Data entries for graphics
++++++
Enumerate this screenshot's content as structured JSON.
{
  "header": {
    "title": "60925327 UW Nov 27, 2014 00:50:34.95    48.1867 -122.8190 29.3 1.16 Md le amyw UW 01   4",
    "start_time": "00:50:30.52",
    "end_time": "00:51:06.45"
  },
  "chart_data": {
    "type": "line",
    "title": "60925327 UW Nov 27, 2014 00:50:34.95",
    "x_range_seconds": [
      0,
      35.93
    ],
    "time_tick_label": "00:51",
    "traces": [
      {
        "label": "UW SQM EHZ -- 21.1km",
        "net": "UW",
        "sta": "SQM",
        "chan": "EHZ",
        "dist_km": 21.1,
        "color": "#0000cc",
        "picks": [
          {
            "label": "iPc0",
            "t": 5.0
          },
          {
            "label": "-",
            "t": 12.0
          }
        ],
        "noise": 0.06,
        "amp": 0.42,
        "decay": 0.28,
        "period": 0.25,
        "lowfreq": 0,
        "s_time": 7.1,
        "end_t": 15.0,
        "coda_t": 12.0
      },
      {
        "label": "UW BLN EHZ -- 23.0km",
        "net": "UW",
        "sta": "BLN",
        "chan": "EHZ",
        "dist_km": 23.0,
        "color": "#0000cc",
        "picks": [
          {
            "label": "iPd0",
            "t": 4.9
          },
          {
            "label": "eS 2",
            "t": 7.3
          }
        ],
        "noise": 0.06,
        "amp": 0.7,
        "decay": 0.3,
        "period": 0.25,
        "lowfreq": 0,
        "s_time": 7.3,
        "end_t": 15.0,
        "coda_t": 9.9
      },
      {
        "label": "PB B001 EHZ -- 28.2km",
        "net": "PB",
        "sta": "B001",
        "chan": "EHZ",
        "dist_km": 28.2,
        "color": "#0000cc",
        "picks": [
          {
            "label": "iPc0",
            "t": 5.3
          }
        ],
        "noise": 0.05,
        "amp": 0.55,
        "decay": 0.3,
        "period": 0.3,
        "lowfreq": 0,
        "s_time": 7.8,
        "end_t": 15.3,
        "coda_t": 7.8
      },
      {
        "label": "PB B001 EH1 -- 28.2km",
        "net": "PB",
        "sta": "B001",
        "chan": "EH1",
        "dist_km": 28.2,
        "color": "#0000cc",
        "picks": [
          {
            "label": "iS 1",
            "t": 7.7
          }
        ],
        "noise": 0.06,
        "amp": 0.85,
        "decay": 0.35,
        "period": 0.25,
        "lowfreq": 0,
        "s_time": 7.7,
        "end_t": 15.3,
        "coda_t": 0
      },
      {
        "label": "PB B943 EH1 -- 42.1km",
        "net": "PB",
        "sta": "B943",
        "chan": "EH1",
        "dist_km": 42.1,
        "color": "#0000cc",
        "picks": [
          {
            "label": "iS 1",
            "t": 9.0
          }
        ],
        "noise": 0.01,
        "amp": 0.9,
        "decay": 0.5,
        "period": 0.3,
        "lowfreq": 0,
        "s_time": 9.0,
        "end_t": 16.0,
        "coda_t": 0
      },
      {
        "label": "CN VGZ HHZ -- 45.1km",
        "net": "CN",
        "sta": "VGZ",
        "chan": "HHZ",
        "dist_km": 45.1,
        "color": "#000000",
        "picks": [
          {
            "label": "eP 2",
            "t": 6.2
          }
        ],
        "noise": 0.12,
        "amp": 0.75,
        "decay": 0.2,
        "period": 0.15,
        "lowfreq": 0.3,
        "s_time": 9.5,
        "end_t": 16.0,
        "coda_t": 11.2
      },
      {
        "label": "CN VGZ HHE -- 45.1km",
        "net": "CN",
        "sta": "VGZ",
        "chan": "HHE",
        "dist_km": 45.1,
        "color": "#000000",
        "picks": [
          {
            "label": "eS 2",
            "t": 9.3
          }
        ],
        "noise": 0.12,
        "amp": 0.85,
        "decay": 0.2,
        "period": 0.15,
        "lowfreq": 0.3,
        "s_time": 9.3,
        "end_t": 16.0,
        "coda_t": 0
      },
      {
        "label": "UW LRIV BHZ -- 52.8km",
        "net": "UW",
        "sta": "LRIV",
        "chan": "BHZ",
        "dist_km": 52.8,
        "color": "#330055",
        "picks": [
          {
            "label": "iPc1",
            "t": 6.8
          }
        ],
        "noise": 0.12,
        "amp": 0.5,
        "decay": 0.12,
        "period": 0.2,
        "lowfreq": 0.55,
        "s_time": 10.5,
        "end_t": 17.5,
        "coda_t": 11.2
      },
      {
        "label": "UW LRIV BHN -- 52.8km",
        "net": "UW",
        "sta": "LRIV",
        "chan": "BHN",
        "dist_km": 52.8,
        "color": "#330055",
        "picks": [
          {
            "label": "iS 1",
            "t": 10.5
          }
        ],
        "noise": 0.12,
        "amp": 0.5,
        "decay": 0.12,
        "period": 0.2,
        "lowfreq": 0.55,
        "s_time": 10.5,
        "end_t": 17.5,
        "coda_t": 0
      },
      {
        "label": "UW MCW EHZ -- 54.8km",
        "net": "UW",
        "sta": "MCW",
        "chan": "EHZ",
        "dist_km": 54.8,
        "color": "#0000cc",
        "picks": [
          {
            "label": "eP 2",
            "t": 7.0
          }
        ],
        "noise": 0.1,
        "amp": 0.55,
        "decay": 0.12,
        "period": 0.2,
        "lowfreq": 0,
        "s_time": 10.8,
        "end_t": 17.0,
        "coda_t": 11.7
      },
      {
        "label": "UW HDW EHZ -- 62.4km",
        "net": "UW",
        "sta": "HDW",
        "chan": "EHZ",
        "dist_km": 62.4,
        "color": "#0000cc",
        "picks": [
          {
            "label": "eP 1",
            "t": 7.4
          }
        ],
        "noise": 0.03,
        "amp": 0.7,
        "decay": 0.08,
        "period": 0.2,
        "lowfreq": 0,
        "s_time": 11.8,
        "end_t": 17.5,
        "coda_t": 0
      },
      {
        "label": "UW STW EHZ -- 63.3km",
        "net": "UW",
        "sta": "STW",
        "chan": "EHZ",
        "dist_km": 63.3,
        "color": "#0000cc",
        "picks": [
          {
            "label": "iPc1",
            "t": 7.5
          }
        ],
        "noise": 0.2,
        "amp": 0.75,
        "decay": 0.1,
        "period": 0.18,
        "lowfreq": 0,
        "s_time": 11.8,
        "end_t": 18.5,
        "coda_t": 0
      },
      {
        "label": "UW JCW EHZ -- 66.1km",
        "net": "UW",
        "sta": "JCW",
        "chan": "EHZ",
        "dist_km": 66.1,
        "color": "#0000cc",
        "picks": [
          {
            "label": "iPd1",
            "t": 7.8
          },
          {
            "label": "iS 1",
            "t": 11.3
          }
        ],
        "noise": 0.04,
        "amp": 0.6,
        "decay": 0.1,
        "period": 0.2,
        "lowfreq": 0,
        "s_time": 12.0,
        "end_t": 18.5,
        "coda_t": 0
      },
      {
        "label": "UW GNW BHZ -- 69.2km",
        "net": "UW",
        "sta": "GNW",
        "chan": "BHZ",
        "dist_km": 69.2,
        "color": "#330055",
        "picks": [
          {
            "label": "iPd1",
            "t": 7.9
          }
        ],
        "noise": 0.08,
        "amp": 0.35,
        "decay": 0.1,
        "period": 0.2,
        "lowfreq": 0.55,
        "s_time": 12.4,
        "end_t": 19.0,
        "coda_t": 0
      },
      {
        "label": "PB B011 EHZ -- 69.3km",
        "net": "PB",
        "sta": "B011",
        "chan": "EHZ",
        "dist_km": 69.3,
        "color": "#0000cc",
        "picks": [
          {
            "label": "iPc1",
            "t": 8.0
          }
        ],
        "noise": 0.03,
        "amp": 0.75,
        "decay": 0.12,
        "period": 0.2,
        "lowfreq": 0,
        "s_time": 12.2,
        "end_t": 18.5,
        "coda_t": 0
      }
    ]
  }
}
++++++
Show all lines in the entries above where the string "LRIV" appears.

        "label": "UW LRIV BHZ -- 52.8km",
        "sta": "LRIV",
        "label": "UW LRIV BHN -- 52.8km",
        "sta": "LRIV",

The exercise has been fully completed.